* _Aim_
Where a line in the listing contains the string "name", copy that line out.

* _Data supplied_
******************************

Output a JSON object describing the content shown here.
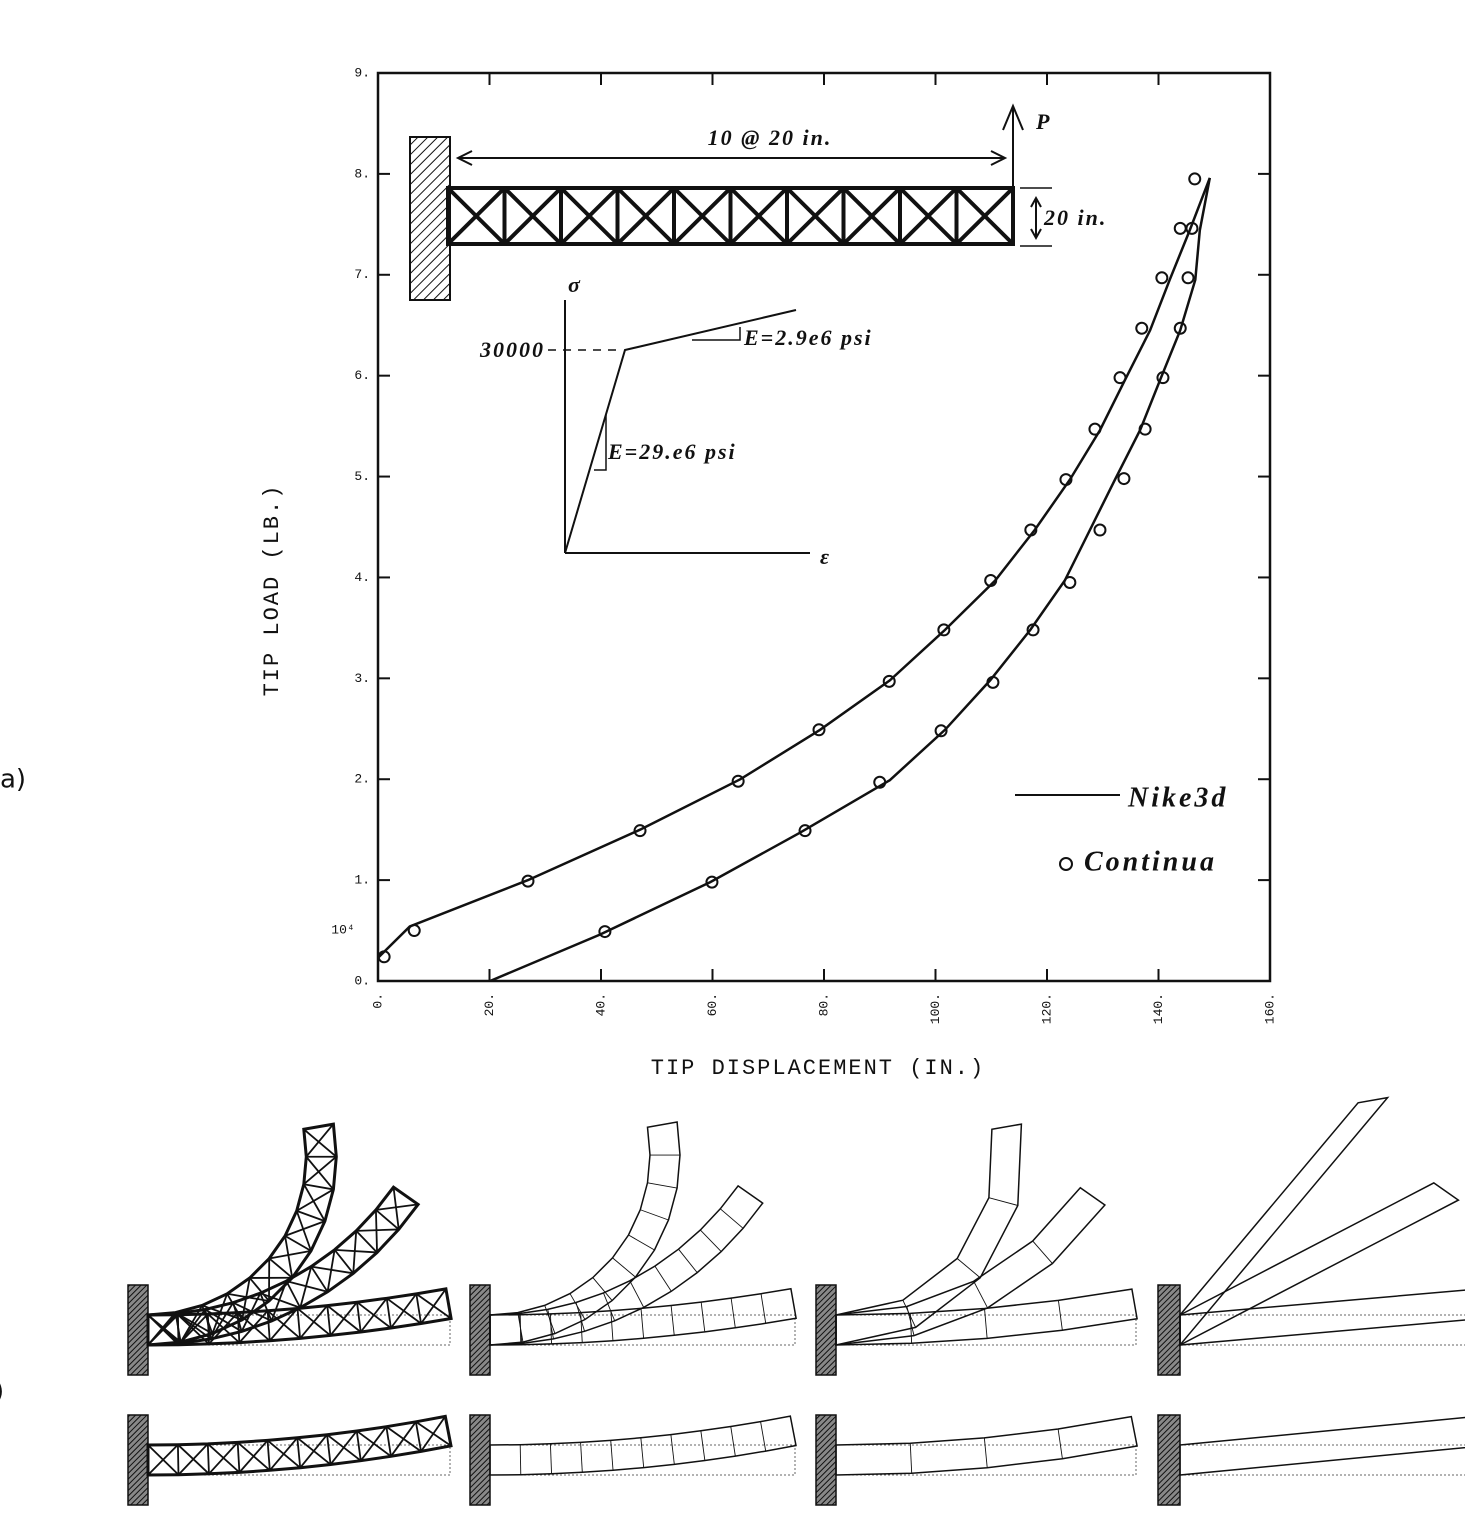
{
  "chart_data": {
    "type": "line",
    "x_label": "TIP DISPLACEMENT (IN.)",
    "y_label": "TIP LOAD (LB.)",
    "y_multiplier": "10⁴",
    "xlim": [
      0,
      160
    ],
    "ylim": [
      0,
      9
    ],
    "xticks": [
      {
        "value": 0,
        "label": "0."
      },
      {
        "value": 20,
        "label": "20."
      },
      {
        "value": 40,
        "label": "40."
      },
      {
        "value": 60,
        "label": "60."
      },
      {
        "value": 80,
        "label": "80."
      },
      {
        "value": 100,
        "label": "100."
      },
      {
        "value": 120,
        "label": "120."
      },
      {
        "value": 140,
        "label": "140."
      },
      {
        "value": 160,
        "label": "160."
      }
    ],
    "yticks": [
      {
        "value": 0,
        "label": "0."
      },
      {
        "value": 1,
        "label": "1."
      },
      {
        "value": 2,
        "label": "2."
      },
      {
        "value": 3,
        "label": "3."
      },
      {
        "value": 4,
        "label": "4."
      },
      {
        "value": 5,
        "label": "5."
      },
      {
        "value": 6,
        "label": "6."
      },
      {
        "value": 7,
        "label": "7."
      },
      {
        "value": 8,
        "label": "8."
      },
      {
        "value": 9,
        "label": "9."
      }
    ],
    "series": [
      {
        "name": "Nike3d",
        "mode": "line",
        "color": "#111111",
        "x": [
          0,
          5.7,
          26.9,
          47,
          65,
          79.3,
          91.8,
          101.7,
          110.7,
          117.8,
          124.1,
          129.5,
          134,
          138.5,
          142,
          145.6,
          149.2
        ],
        "values": [
          0.23,
          0.54,
          1.0,
          1.5,
          2.0,
          2.49,
          2.98,
          3.48,
          3.97,
          4.47,
          4.97,
          5.46,
          5.96,
          6.45,
          6.95,
          7.44,
          7.96
        ]
      },
      {
        "name": "Nike3d",
        "mode": "line",
        "color": "#111111",
        "x": [
          20.1,
          39.8,
          59.6,
          75.7,
          91.8,
          101.7,
          109.8,
          117,
          123.2,
          127.7,
          132.2,
          136.7,
          140.3,
          143.9,
          146.6,
          147.4,
          149.2
        ],
        "values": [
          0,
          0.46,
          0.98,
          1.47,
          1.99,
          2.49,
          2.98,
          3.48,
          3.97,
          4.47,
          4.97,
          5.46,
          5.96,
          6.45,
          6.95,
          7.44,
          7.96
        ]
      },
      {
        "name": "Continua",
        "mode": "markers",
        "color": "#111111",
        "x": [
          1.1,
          6.5,
          26.9,
          47,
          64.6,
          79.1,
          91.7,
          101.5,
          109.9,
          117.1,
          123.4,
          128.6,
          133.1,
          137,
          140.6,
          143.9,
          146.5
        ],
        "values": [
          0.24,
          0.5,
          0.99,
          1.49,
          1.98,
          2.49,
          2.97,
          3.48,
          3.97,
          4.47,
          4.97,
          5.47,
          5.98,
          6.47,
          6.97,
          7.46,
          7.95
        ]
      },
      {
        "name": "Continua",
        "mode": "markers",
        "color": "#111111",
        "x": [
          40.7,
          59.9,
          76.6,
          90,
          101,
          110.3,
          117.5,
          124.1,
          129.5,
          133.8,
          137.6,
          140.8,
          143.9,
          145.3,
          146
        ],
        "values": [
          0.49,
          0.98,
          1.49,
          1.97,
          2.48,
          2.96,
          3.48,
          3.95,
          4.47,
          4.98,
          5.47,
          5.98,
          6.47,
          6.97,
          7.46
        ]
      }
    ],
    "annotations": [
      "10 @ 20 in.",
      "P",
      "20 in.",
      "σ",
      "ε",
      "30000",
      "E=2.9e6 psi",
      "E=29.e6 psi"
    ]
  },
  "panel_labels": [
    "a)",
    ")"
  ]
}
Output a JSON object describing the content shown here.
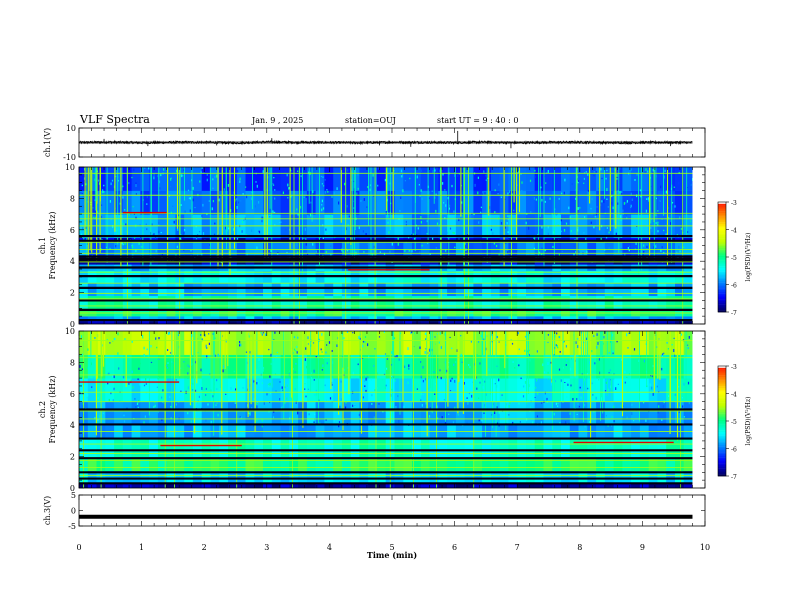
{
  "header": {
    "title": "VLF Spectra",
    "date": "Jan. 9 , 2025",
    "station": "station=OUJ",
    "start": "start UT = 9 : 40 : 0"
  },
  "colors": {
    "background": "#ffffff",
    "trace": "#000000",
    "spectrogram_floor": "#000010",
    "colormap": [
      "#000066",
      "#0000ff",
      "#0080ff",
      "#00ffff",
      "#00ff80",
      "#c0ff00",
      "#ffff00",
      "#ff8000",
      "#ff0000",
      "#ffffff"
    ]
  },
  "chart_data": [
    {
      "type": "line",
      "name": "ch1-waveform",
      "ylabel": "ch.1(V)",
      "ylim": [
        -10,
        10
      ],
      "yticks": [
        10,
        -10
      ],
      "xlim": [
        0,
        10
      ],
      "baseline": 0,
      "series": [
        {
          "x": [
            0,
            0.5,
            1,
            1.5,
            2,
            2.5,
            3,
            3.5,
            4,
            4.5,
            5,
            5.5,
            6,
            6.5,
            7,
            7.5,
            8,
            8.5,
            9,
            9.5,
            9.8
          ],
          "y": [
            0,
            0.3,
            -0.2,
            0.1,
            0.2,
            -0.3,
            0.4,
            0.1,
            0,
            -0.2,
            0.2,
            0.1,
            -0.1,
            0.3,
            -0.2,
            0.1,
            0.2,
            -0.1,
            0,
            0.1,
            0
          ]
        }
      ],
      "spikes": [
        {
          "x": 0.4,
          "y": 2.5
        },
        {
          "x": 1.1,
          "y": -2.5
        },
        {
          "x": 2.2,
          "y": -2
        },
        {
          "x": 3.08,
          "y": 3
        },
        {
          "x": 4.8,
          "y": -2
        },
        {
          "x": 5.3,
          "y": -3
        },
        {
          "x": 6.05,
          "y": 8
        },
        {
          "x": 6.9,
          "y": -4
        },
        {
          "x": 9.45,
          "y": -2.5
        }
      ]
    },
    {
      "type": "heatmap",
      "name": "ch1-spectrogram",
      "ylabel": "ch.1\nFrequency (kHz)",
      "ylim": [
        0,
        10
      ],
      "yticks": [
        0,
        2,
        4,
        6,
        8,
        10
      ],
      "xlim": [
        0,
        10
      ],
      "data_xmax": 9.8,
      "bands": [
        {
          "f0": 0.0,
          "f1": 0.2,
          "level": 0.05
        },
        {
          "f0": 0.2,
          "f1": 0.5,
          "level": 0.3
        },
        {
          "f0": 0.5,
          "f1": 1.0,
          "level": 0.5
        },
        {
          "f0": 1.0,
          "f1": 1.8,
          "level": 0.45
        },
        {
          "f0": 1.8,
          "f1": 2.6,
          "level": 0.3
        },
        {
          "f0": 2.6,
          "f1": 3.4,
          "level": 0.38
        },
        {
          "f0": 3.4,
          "f1": 3.8,
          "level": 0.3
        },
        {
          "f0": 3.8,
          "f1": 4.4,
          "level": 0.05
        },
        {
          "f0": 4.4,
          "f1": 5.2,
          "level": 0.25
        },
        {
          "f0": 5.2,
          "f1": 5.5,
          "level": 0.1
        },
        {
          "f0": 5.5,
          "f1": 7.0,
          "level": 0.28
        },
        {
          "f0": 7.0,
          "f1": 8.5,
          "level": 0.22
        },
        {
          "f0": 8.5,
          "f1": 10.0,
          "level": 0.2
        }
      ],
      "black_lines_khz": [
        0.25,
        0.9,
        1.5,
        2.3,
        3.05,
        3.6,
        4.0,
        4.15,
        4.3,
        5.3,
        5.6
      ],
      "tone_lines_khz": [
        0.7,
        1.15,
        1.6,
        1.95,
        2.6,
        3.3,
        3.95,
        4.5,
        4.75,
        5.2,
        6.25,
        6.7,
        7.05,
        8.2,
        9.6
      ],
      "red_lines": [
        {
          "f": 7.1,
          "x0": 0.7,
          "x1": 1.4
        },
        {
          "f": 3.45,
          "x0": 4.3,
          "x1": 5.6
        }
      ],
      "colorbar": {
        "ticks": [
          "-3",
          "-4",
          "-5",
          "-6",
          "-7"
        ],
        "label": "log(PSD)(V²/Hz)"
      }
    },
    {
      "type": "heatmap",
      "name": "ch2-spectrogram",
      "ylabel": "ch.2\nFrequency (kHz)",
      "ylim": [
        0,
        10
      ],
      "yticks": [
        0,
        2,
        4,
        6,
        8,
        10
      ],
      "xlim": [
        0,
        10
      ],
      "data_xmax": 9.8,
      "bands": [
        {
          "f0": 0.0,
          "f1": 0.3,
          "level": 0.05
        },
        {
          "f0": 0.3,
          "f1": 1.1,
          "level": 0.35
        },
        {
          "f0": 1.1,
          "f1": 2.0,
          "level": 0.5
        },
        {
          "f0": 2.0,
          "f1": 3.2,
          "level": 0.42
        },
        {
          "f0": 3.2,
          "f1": 4.0,
          "level": 0.3
        },
        {
          "f0": 4.0,
          "f1": 5.5,
          "level": 0.3
        },
        {
          "f0": 5.5,
          "f1": 7.0,
          "level": 0.38
        },
        {
          "f0": 7.0,
          "f1": 8.5,
          "level": 0.48
        },
        {
          "f0": 8.5,
          "f1": 10.0,
          "level": 0.62
        }
      ],
      "black_lines_khz": [
        0.3,
        0.6,
        1.0,
        1.9,
        2.4,
        3.15,
        4.05,
        5.0
      ],
      "tone_lines_khz": [
        0.8,
        1.3,
        1.75,
        2.2,
        2.8,
        3.6,
        4.4,
        4.9,
        5.5,
        6.1,
        7.2,
        8.3,
        9.4
      ],
      "red_lines": [
        {
          "f": 6.75,
          "x0": 0.0,
          "x1": 1.6
        },
        {
          "f": 2.7,
          "x0": 1.3,
          "x1": 2.6
        },
        {
          "f": 2.9,
          "x0": 7.9,
          "x1": 9.5
        }
      ],
      "colorbar": {
        "ticks": [
          "-3",
          "-4",
          "-5",
          "-6",
          "-7"
        ],
        "label": "log(PSD)(V²/Hz)"
      }
    },
    {
      "type": "line",
      "name": "ch3-waveform",
      "ylabel": "ch.3(V)",
      "ylim": [
        -5,
        5
      ],
      "yticks": [
        5,
        0,
        -5
      ],
      "xlim": [
        0,
        10
      ],
      "xticks": [
        0,
        1,
        2,
        3,
        4,
        5,
        6,
        7,
        8,
        9,
        10
      ],
      "xlabel": "Time (min)",
      "series": [
        {
          "x": [
            0,
            9.8
          ],
          "y": [
            -2,
            -2
          ]
        }
      ]
    }
  ]
}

******************************

* _Reply_
        "name": "Nike3d",
        "name": "Nike3d",
        "name": "Continua",
        "name": "Continua",
      "name": "ch1-waveform",
      "name": "ch1-spectrogram",
      "name": "ch2-spectrogram",
      "name": "ch3-waveform",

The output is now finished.